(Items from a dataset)
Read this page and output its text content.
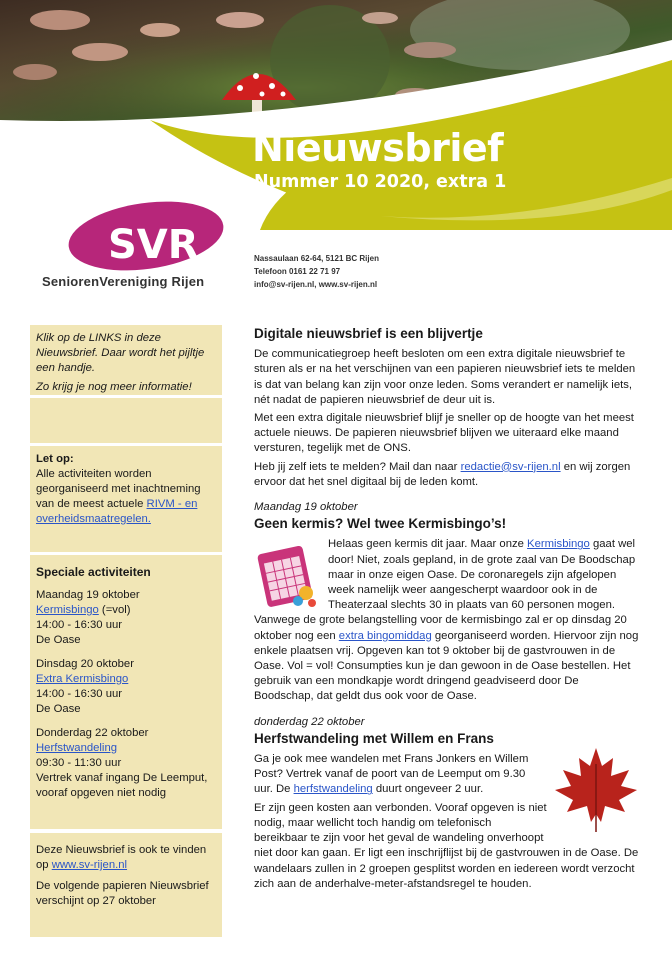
Nieuwsbrief
Nummer 10 2020, extra 1
SVR
SeniorenVereniging Rijen
Nassaulaan 62-64, 5121 BC Rijen
Telefoon 0161 22 71 97
info@sv-rijen.nl, www.sv-rijen.nl

Klik op de LINKS in deze Nieuwsbrief. Daar wordt het pijltje een handje.

Zo krijg je nog meer informatie!

Let op:
Alle activiteiten worden georganiseerd met inachtneming van de meest actuele RIVM - en overheidsmaatregelen.
Speciale activiteiten
Maandag 19 oktober
Kermisbingo (=vol)
14:00 - 16:30 uur
De Oase
Dinsdag 20 oktober
Extra Kermisbingo
14:00 - 16:30 uur
De Oase
Donderdag 22 oktober
Herfstwandeling
09:30 - 11:30 uur
Vertrek vanaf ingang De Leemput, vooraf opgeven niet nodig

Deze Nieuwsbrief is ook te vinden op www.sv-rijen.nl

De volgende papieren Nieuwsbrief verschijnt op 27 oktober

Digitale nieuwsbrief is een blijvertje

De communicatiegroep heeft besloten om een extra digitale nieuwsbrief te sturen als er na het verschijnen van een papieren nieuwsbrief iets te melden is dat van belang kan zijn voor onze leden. Soms verandert er namelijk iets, nét nadat de papieren nieuwsbrief de deur uit is.

Met een extra digitale nieuwsbrief blijf je sneller op de hoogte van het meest actuele nieuws. De papieren nieuwsbrief blijven we uiteraard elke maand versturen, tegelijk met de ONS.

Heb jij zelf iets te melden? Mail dan naar redactie@sv-rijen.nl en wij zorgen ervoor dat het snel digitaal bij de leden komt.

Maandag 19 oktober
Geen kermis? Wel twee Kermisbingo’s!

Helaas geen kermis dit jaar. Maar onze Kermisbingo gaat wel door! Niet, zoals gepland, in de grote zaal van De Boodschap maar in onze eigen Oase. De coronaregels zijn afgelopen week namelijk weer aangescherpt waardoor ook in de Theaterzaal slechts 30 in plaats van 60 personen mogen. Vanwege de grote belangstelling voor de kermisbingo zal er op dinsdag 20 oktober nog een extra bingomiddag georganiseerd worden. Hiervoor zijn nog enkele plaatsen vrij. Opgeven kan tot 9 oktober bij de gastvrouwen in de Oase. Vol = vol! Consumpties kun je dan gewoon in de Oase bestellen. Het gebruik van een mondkapje wordt dringend geadviseerd door De Boodschap, dat geldt dus ook voor de Oase.

donderdag 22 oktober
Herfstwandeling met Willem en Frans

Ga je ook mee wandelen met Frans Jonkers en Willem Post? Vertrek vanaf de poort van de Leemput om 9.30 uur. De herfstwandeling duurt ongeveer 2 uur.

Er zijn geen kosten aan verbonden. Vooraf opgeven is niet nodig, maar wellicht toch handig om telefonisch bereikbaar te zijn voor het geval de wandeling onverhoopt niet door kan gaan. Er ligt een inschrijflijst bij de gastvrouwen in de Oase. De wandelaars zullen in 2 groepen gesplitst worden en iedereen wordt verzocht zich aan de anderhalve-meter-afstandsregel te houden.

→ Aim: Every entry must be written out exactly, with all pictures left out.

→ The solution:
Read this page and output its text content.
Nieuwsbrief
Nummer 10 2020, extra 1
SVR
SeniorenVereniging Rijen
Nassaulaan 62-64, 5121 BC Rijen
Telefoon 0161 22 71 97
info@sv-rijen.nl, www.sv-rijen.nl

Klik op de LINKS in deze Nieuwsbrief. Daar wordt het pijltje een handje.

Zo krijg je nog meer informatie!

Let op:
Alle activiteiten worden georganiseerd met inachtneming van de meest actuele RIVM - en overheidsmaatregelen.
Speciale activiteiten
Maandag 19 oktober
Kermisbingo (=vol)
14:00 - 16:30 uur
De Oase
Dinsdag 20 oktober
Extra Kermisbingo
14:00 - 16:30 uur
De Oase
Donderdag 22 oktober
Herfstwandeling
09:30 - 11:30 uur
Vertrek vanaf ingang De Leemput, vooraf opgeven niet nodig

Deze Nieuwsbrief is ook te vinden op www.sv-rijen.nl

De volgende papieren Nieuwsbrief verschijnt op 27 oktober

Digitale nieuwsbrief is een blijvertje

De communicatiegroep heeft besloten om een extra digitale nieuwsbrief te sturen als er na het verschijnen van een papieren nieuwsbrief iets te melden is dat van belang kan zijn voor onze leden. Soms verandert er namelijk iets, nét nadat de papieren nieuwsbrief de deur uit is.

Met een extra digitale nieuwsbrief blijf je sneller op de hoogte van het meest actuele nieuws. De papieren nieuwsbrief blijven we uiteraard elke maand versturen, tegelijk met de ONS.

Heb jij zelf iets te melden? Mail dan naar redactie@sv-rijen.nl en wij zorgen ervoor dat het snel digitaal bij de leden komt.

Maandag 19 oktober
Geen kermis? Wel twee Kermisbingo’s!

Helaas geen kermis dit jaar. Maar onze Kermisbingo gaat wel door! Niet, zoals gepland, in de grote zaal van De Boodschap maar in onze eigen Oase. De coronaregels zijn afgelopen week namelijk weer aangescherpt waardoor ook in de Theaterzaal slechts 30 in plaats van 60 personen mogen. Vanwege de grote belangstelling voor de kermisbingo zal er op dinsdag 20 oktober nog een extra bingomiddag georganiseerd worden. Hiervoor zijn nog enkele plaatsen vrij. Opgeven kan tot 9 oktober bij de gastvrouwen in de Oase. Vol = vol! Consumpties kun je dan gewoon in de Oase bestellen. Het gebruik van een mondkapje wordt dringend geadviseerd door De Boodschap, dat geldt dus ook voor de Oase.

donderdag 22 oktober
Herfstwandeling met Willem en Frans

Ga je ook mee wandelen met Frans Jonkers en Willem Post? Vertrek vanaf de poort van de Leemput om 9.30 uur. De herfstwandeling duurt ongeveer 2 uur.

Er zijn geen kosten aan verbonden. Vooraf opgeven is niet nodig, maar wellicht toch handig om telefonisch bereikbaar te zijn voor het geval de wandeling onverhoopt niet door kan gaan. Er ligt een inschrijflijst bij de gastvrouwen in de Oase. De wandelaars zullen in 2 groepen gesplitst worden en iedereen wordt verzocht zich aan de anderhalve-meter-afstandsregel te houden.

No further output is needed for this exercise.